▶ _LISTED RECORDS_
────

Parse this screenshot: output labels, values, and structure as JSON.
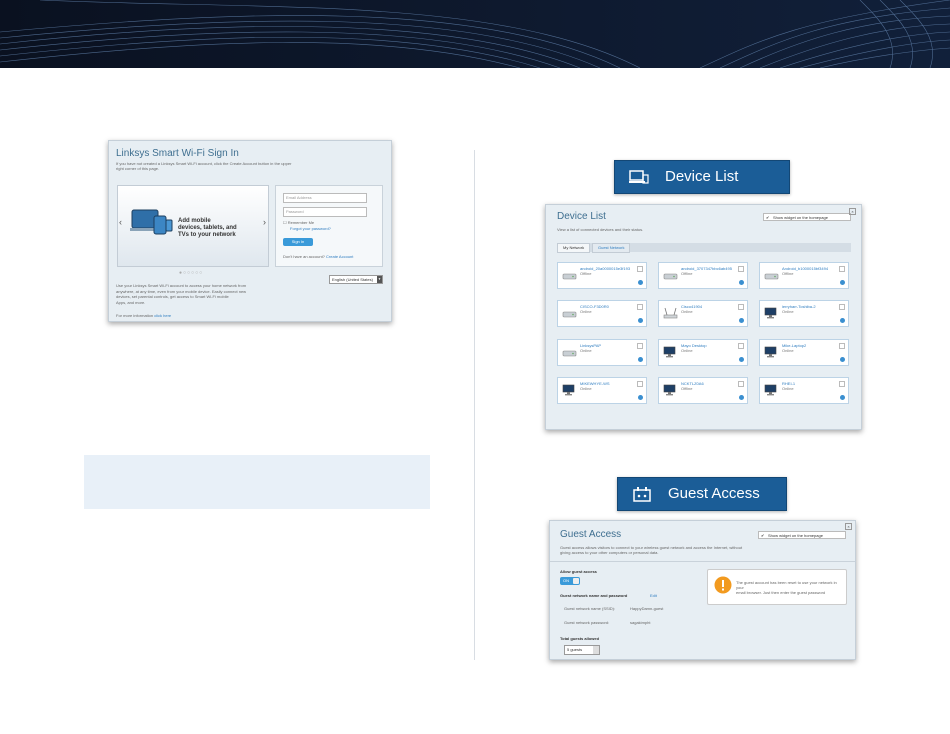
{
  "signin": {
    "title": "Linksys Smart Wi-Fi Sign In",
    "subtitle_1": "If you have not created a Linksys Smart Wi-Fi account, click the Create Account button in the upper",
    "subtitle_2": "right corner of this page.",
    "carousel_text_1": "Add mobile",
    "carousel_text_2": "devices, tablets, and",
    "carousel_text_3": "TVs to your network",
    "email_placeholder": "Email Address",
    "password_placeholder": "Password",
    "remember_me": "Remember Me",
    "forgot_password": "Forgot your password?",
    "sign_in": "Sign In",
    "no_account": "Don't have an account?",
    "create_account": "Create Account",
    "language": "English (United States)",
    "body_1": "Use your Linksys Smart Wi-Fi account to access your home network from",
    "body_2": "anywhere, at any time, even from your mobile device. Easily connect new",
    "body_3": "devices, set parental controls, get access to Smart Wi-Fi mobile",
    "body_4": "Apps, and more.",
    "more_info": "For more information",
    "click_here": "click here"
  },
  "device_list": {
    "header": "Device List",
    "title": "Device List",
    "widget_checkbox": "Show widget on the homepage",
    "description": "View a list of connected devices and their status.",
    "tabs": [
      "My Network",
      "Guest Network"
    ],
    "devices": [
      {
        "name": "android_20a0000015e3f193",
        "status": "Offline",
        "type": "router"
      },
      {
        "name": "android_3707347bbc6ab495",
        "status": "Offline",
        "type": "router"
      },
      {
        "name": "Android_b1000015bf3494",
        "status": "Offline",
        "type": "router"
      },
      {
        "name": "CISCO-F3D0R0",
        "status": "Online",
        "type": "router"
      },
      {
        "name": "Cisco41904",
        "status": "Online",
        "type": "ap"
      },
      {
        "name": "ierryharr-Toshiba-2",
        "status": "Online",
        "type": "desktop"
      },
      {
        "name": "LinksysPAP",
        "status": "Online",
        "type": "router"
      },
      {
        "name": "Mayo Desktop",
        "status": "Online",
        "type": "desktop"
      },
      {
        "name": "Mike-Laptop2",
        "status": "Online",
        "type": "desktop"
      },
      {
        "name": "MIKEWHYE-WS",
        "status": "Online",
        "type": "desktop"
      },
      {
        "name": "NCKTLZ0A6",
        "status": "Offline",
        "type": "desktop"
      },
      {
        "name": "RHEI-1",
        "status": "Online",
        "type": "desktop"
      }
    ]
  },
  "guest_access": {
    "header": "Guest Access",
    "title": "Guest Access",
    "widget_checkbox": "Show widget on the homepage",
    "description_1": "Guest access allows visitors to connect to your wireless guest network and access the Internet, without",
    "description_2": "giving access to your other computers or personal data.",
    "allow_label": "Allow guest access",
    "toggle": "ON",
    "network_label": "Guest network name and password",
    "edit": "Edit",
    "ssid_label": "Guest network name (SSID):",
    "ssid_value": "HappyDamn-guest",
    "password_label": "Guest network password:",
    "password_value": "sagakimpht",
    "warning_1": "The guest account has been reset to use your network in your",
    "warning_2": "email browser. Just then enter the guest password",
    "total_label": "Total guests allowed",
    "total_value": "5 guests"
  },
  "colors": {
    "banner": "#0b1426",
    "header_button": "#1b5d97",
    "link": "#2f7dc0",
    "note_box": "#e8f0f8"
  }
}
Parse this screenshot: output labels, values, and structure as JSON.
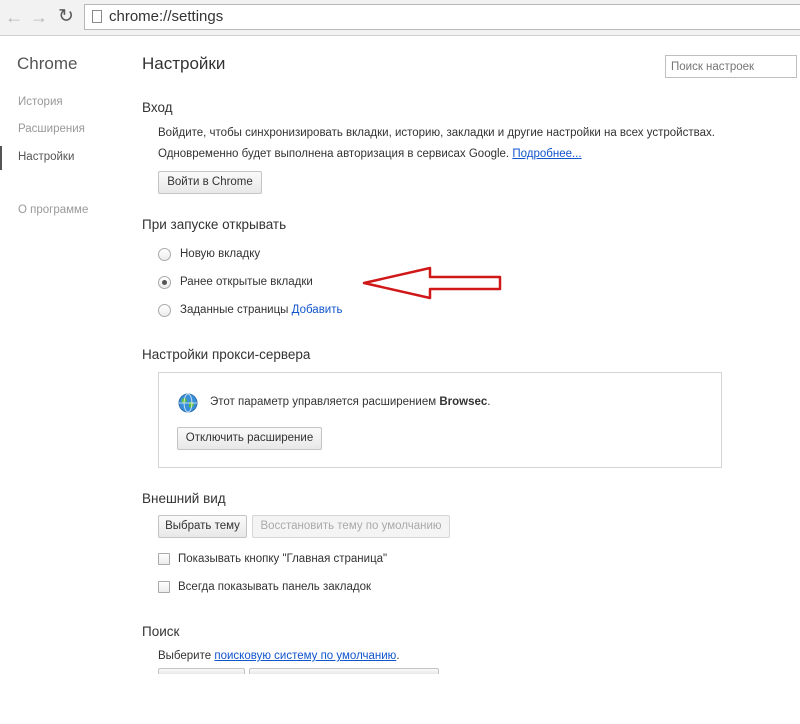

────

▶ _GIVEN PROBLEM_
Gather all the lines that include the word "guests" and copy them out.

▶ _CORRECT RESULT_
    "total_label": "Total guests allowed",
    "total_value": "5 guests"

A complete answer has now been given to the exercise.